## START Raw records

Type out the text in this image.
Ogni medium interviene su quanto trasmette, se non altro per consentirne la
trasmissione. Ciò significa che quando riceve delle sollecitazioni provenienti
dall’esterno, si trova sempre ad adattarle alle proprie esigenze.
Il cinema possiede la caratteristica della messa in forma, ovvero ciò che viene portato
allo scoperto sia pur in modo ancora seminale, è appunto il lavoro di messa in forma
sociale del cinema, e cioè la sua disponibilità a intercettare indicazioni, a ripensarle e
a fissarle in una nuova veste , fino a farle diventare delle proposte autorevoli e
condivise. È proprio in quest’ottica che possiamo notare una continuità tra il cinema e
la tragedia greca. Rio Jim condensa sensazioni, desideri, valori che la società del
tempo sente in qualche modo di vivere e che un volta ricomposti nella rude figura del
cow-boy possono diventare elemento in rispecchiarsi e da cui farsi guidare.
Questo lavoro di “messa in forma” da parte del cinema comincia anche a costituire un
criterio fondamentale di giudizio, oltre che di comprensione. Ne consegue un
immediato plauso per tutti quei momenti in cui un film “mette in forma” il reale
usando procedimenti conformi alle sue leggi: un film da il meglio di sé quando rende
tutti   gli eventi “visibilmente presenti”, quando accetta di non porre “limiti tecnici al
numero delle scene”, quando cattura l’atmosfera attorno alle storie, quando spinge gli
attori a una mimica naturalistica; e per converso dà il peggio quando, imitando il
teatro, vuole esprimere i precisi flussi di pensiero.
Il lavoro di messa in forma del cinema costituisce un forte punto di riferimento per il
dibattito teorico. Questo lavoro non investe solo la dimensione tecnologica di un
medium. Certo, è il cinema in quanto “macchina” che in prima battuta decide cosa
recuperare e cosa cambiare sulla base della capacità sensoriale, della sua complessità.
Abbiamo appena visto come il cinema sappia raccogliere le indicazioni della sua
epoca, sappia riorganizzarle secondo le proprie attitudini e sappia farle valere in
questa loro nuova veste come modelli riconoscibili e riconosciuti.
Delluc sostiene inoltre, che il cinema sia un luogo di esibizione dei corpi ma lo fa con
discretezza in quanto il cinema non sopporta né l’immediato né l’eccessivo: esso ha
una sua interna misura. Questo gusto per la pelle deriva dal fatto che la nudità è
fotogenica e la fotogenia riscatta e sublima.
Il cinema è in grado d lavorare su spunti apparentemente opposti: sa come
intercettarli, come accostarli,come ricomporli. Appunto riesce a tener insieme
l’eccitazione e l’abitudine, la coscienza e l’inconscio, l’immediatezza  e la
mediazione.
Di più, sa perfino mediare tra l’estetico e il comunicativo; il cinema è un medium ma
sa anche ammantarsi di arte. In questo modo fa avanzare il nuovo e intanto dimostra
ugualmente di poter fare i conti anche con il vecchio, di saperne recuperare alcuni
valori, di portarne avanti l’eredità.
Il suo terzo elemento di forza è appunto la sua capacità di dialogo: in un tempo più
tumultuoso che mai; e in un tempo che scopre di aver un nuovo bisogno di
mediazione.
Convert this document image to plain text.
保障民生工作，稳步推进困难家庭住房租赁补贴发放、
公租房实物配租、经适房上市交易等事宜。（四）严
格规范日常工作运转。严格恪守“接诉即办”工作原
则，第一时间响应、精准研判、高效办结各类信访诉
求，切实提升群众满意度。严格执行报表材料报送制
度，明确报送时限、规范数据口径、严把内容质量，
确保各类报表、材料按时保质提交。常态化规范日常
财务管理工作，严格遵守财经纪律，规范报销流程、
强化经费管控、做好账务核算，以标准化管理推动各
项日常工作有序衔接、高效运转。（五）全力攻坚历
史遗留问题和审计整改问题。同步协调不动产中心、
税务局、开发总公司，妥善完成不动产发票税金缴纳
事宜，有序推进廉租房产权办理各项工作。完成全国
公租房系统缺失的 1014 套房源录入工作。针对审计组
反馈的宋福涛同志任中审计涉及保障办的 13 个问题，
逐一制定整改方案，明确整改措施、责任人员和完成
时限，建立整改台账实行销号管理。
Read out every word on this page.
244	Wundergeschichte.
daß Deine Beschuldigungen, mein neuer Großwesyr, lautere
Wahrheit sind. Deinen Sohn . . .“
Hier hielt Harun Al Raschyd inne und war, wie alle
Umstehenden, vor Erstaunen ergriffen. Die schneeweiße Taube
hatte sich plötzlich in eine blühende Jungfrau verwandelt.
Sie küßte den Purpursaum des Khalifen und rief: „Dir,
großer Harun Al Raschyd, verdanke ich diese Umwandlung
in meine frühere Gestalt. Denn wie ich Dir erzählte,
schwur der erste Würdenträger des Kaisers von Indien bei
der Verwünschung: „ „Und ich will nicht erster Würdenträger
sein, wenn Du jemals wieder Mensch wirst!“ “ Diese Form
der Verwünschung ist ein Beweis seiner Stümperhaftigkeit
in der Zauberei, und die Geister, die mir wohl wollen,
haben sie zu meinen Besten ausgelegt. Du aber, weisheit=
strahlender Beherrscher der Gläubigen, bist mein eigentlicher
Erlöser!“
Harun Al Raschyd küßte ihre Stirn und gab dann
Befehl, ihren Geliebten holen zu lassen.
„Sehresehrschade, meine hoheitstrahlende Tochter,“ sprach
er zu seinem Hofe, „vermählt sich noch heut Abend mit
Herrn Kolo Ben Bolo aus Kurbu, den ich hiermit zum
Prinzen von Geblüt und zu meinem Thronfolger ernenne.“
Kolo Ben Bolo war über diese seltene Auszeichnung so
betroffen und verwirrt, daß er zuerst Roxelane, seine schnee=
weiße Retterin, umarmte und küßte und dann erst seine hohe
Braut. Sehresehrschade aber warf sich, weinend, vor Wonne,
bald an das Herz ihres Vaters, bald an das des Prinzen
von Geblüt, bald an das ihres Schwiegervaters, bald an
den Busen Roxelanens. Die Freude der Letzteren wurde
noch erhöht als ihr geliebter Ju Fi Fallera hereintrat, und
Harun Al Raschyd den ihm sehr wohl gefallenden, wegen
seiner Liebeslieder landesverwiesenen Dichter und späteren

## END Raw records

**Instructions for the task:**
Copy each line that holds the word "tutti".

**Complete response:**
immediato plauso per tutti quei momenti in cui un film “mette in forma” il reale
tutti   gli eventi “visibilmente presenti”, quando accetta di non porre “limiti tecnici al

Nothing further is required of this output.